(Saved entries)
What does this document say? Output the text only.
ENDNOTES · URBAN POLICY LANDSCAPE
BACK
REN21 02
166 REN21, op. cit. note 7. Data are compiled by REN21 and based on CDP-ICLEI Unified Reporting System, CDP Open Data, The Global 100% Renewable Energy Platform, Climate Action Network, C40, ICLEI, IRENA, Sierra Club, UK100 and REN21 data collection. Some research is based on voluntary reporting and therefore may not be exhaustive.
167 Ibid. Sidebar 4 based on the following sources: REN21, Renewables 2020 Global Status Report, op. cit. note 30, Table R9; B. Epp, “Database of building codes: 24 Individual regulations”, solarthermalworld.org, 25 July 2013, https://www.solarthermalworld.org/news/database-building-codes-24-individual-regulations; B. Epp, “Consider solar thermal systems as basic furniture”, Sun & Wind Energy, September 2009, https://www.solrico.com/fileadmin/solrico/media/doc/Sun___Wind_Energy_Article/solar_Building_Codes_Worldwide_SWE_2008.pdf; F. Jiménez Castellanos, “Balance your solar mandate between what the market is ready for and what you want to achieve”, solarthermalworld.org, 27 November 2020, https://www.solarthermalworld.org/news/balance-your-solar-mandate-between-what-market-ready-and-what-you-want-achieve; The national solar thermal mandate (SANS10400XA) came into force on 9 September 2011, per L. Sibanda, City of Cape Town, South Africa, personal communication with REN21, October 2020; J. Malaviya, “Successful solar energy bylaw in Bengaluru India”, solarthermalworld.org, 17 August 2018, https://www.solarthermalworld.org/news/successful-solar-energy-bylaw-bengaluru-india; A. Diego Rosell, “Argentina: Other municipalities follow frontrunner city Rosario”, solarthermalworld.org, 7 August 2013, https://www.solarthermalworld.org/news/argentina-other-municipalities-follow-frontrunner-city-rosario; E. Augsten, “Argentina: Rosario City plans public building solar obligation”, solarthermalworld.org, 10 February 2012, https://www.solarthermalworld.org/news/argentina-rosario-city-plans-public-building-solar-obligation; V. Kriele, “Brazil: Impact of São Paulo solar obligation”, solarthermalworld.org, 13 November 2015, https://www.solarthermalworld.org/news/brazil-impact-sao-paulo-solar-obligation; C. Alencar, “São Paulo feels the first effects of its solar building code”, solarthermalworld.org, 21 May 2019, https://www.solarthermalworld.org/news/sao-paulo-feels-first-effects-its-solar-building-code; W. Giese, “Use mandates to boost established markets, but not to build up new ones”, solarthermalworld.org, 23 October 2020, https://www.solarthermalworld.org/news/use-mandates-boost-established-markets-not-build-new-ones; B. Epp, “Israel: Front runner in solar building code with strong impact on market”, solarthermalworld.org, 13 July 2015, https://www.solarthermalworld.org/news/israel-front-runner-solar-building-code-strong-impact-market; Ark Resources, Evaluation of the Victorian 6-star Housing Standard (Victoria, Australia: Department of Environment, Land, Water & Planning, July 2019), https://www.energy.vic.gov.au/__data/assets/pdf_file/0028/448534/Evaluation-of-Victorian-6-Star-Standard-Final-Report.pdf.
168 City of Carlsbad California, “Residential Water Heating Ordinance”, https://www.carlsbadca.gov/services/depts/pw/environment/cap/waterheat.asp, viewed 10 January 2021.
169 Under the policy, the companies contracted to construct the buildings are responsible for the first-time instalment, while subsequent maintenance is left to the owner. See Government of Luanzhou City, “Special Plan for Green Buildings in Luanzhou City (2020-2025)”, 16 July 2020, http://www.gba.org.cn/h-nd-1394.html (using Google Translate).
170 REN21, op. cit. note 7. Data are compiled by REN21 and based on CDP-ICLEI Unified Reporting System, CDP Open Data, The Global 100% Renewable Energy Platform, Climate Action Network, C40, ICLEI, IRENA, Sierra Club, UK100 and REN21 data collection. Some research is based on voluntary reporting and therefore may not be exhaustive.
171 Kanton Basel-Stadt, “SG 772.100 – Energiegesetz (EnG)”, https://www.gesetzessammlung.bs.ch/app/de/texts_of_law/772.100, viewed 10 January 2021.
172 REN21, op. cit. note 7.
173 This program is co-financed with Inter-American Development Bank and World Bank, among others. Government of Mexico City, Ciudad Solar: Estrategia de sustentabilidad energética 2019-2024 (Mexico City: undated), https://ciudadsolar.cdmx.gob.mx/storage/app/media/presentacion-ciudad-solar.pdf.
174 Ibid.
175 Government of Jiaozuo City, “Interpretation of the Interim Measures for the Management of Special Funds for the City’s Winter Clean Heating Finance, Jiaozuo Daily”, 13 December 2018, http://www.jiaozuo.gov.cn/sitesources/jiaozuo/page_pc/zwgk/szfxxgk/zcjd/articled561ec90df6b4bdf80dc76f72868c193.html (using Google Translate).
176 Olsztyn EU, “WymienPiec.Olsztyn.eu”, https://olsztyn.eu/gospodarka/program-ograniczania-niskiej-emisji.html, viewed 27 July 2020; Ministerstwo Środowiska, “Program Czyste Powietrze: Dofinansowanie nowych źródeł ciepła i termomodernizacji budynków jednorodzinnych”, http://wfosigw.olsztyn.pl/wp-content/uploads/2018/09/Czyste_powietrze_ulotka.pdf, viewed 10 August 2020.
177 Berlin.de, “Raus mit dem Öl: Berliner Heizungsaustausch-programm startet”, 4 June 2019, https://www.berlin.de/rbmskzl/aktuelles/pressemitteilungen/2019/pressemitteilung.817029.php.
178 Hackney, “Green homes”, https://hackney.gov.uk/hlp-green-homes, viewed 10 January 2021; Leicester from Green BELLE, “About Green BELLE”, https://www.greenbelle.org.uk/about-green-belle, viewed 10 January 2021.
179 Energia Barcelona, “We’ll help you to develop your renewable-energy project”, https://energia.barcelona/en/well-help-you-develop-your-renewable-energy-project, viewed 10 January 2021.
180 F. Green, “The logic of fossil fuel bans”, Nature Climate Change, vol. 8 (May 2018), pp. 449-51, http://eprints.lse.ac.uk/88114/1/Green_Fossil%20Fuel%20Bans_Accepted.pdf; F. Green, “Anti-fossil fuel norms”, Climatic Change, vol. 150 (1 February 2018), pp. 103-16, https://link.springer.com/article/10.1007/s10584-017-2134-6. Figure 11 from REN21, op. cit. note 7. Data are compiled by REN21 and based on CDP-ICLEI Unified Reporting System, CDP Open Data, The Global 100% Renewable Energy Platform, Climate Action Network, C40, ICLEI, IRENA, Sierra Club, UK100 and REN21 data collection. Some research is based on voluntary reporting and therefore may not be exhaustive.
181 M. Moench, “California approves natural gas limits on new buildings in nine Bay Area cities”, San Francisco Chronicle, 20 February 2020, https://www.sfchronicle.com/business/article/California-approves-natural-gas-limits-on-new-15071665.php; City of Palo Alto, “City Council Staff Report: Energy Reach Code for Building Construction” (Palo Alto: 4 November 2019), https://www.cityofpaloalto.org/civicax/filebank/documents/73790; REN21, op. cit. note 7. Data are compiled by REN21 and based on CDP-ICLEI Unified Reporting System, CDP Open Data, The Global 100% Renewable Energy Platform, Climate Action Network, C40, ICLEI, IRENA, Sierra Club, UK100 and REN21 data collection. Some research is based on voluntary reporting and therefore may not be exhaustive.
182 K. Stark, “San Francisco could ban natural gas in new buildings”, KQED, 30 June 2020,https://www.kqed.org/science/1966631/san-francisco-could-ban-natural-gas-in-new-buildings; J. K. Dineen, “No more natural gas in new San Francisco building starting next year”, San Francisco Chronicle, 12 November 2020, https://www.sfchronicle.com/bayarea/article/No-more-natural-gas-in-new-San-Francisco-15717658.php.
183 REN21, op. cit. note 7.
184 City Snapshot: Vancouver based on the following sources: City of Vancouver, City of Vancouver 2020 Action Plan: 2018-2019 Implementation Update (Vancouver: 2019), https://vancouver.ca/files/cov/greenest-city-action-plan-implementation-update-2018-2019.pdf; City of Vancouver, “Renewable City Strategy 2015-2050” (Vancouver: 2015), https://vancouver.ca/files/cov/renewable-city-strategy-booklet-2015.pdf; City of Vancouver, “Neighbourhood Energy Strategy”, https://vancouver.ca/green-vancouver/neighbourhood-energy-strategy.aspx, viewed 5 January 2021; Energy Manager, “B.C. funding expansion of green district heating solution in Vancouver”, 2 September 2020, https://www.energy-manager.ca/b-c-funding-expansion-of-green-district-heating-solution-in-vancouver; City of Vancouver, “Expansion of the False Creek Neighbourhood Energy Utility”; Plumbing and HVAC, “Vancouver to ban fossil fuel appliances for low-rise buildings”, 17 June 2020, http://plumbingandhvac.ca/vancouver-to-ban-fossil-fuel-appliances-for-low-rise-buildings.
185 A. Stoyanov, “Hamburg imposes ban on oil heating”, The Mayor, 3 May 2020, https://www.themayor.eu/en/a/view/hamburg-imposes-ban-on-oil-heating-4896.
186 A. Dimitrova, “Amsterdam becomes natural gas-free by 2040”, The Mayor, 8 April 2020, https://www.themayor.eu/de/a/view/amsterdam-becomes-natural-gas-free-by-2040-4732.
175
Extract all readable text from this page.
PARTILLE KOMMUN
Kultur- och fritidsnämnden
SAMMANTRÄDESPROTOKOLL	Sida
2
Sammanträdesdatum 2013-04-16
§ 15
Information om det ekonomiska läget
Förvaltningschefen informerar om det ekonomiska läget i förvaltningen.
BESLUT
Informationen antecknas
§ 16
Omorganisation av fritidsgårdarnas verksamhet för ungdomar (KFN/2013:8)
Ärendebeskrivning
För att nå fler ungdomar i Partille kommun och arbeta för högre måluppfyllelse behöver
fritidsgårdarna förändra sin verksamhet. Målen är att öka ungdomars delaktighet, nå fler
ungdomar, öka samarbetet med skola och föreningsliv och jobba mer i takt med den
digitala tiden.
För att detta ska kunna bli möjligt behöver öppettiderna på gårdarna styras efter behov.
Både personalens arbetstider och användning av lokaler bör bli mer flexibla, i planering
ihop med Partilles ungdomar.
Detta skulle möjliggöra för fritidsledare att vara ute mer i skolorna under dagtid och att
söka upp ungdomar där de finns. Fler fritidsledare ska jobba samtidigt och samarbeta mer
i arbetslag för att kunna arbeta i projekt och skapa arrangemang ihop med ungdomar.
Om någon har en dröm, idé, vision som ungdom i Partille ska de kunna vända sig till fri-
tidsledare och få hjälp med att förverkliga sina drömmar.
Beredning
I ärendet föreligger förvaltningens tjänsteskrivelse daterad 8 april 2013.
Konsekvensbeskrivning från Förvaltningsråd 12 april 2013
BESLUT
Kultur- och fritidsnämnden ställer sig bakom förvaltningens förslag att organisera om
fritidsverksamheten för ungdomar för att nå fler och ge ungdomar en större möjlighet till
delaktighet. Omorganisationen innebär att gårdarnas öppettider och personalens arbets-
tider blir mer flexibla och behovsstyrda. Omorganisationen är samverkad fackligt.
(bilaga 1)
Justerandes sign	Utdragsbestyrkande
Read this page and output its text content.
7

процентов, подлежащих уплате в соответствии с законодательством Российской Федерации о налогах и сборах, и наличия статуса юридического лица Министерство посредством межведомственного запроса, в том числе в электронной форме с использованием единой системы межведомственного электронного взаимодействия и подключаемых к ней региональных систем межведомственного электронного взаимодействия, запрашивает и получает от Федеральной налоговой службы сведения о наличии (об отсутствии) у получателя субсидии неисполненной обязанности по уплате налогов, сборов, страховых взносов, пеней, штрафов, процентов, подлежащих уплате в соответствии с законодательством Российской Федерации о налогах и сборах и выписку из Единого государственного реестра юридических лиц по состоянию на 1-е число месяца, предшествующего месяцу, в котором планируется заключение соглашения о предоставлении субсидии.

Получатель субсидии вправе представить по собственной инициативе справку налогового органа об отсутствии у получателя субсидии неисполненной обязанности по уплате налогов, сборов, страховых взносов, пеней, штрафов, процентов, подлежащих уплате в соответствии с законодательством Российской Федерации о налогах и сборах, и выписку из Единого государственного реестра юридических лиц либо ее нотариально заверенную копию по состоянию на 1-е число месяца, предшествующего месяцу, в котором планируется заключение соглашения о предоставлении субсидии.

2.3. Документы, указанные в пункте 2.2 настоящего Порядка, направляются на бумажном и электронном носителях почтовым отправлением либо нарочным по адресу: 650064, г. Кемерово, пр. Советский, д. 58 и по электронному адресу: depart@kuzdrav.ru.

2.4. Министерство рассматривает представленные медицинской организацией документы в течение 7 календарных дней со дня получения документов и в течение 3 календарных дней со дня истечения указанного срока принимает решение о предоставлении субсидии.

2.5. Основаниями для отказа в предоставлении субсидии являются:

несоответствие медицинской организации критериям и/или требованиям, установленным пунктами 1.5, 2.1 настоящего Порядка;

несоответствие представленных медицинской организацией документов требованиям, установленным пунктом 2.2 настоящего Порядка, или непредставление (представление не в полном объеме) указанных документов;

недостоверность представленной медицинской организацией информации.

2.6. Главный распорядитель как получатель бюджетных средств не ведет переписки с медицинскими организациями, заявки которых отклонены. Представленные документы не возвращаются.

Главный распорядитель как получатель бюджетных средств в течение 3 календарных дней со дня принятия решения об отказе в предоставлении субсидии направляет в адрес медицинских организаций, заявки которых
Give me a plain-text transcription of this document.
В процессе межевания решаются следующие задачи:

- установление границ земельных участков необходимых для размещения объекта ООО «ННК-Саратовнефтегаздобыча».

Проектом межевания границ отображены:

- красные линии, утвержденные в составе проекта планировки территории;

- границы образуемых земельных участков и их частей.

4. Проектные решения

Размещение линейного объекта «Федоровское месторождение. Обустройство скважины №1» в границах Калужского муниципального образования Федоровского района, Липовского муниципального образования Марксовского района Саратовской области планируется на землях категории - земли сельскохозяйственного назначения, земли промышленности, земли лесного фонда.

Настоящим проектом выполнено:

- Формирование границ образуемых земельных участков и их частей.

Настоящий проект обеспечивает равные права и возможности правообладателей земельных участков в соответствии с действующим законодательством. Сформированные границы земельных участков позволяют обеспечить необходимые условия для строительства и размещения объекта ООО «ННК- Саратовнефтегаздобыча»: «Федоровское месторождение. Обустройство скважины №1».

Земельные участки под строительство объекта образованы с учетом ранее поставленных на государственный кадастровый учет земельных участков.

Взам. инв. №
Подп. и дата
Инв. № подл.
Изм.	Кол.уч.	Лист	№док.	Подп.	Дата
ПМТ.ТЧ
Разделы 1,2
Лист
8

• [Written task]
Look through the entries above and list every line containing "fritidsledare".

• [Response to this exercise]
Detta skulle möjliggöra för fritidsledare att vara ute mer i skolorna under dagtid och att
söka upp ungdomar där de finns. Fler fritidsledare ska jobba samtidigt och samarbeta mer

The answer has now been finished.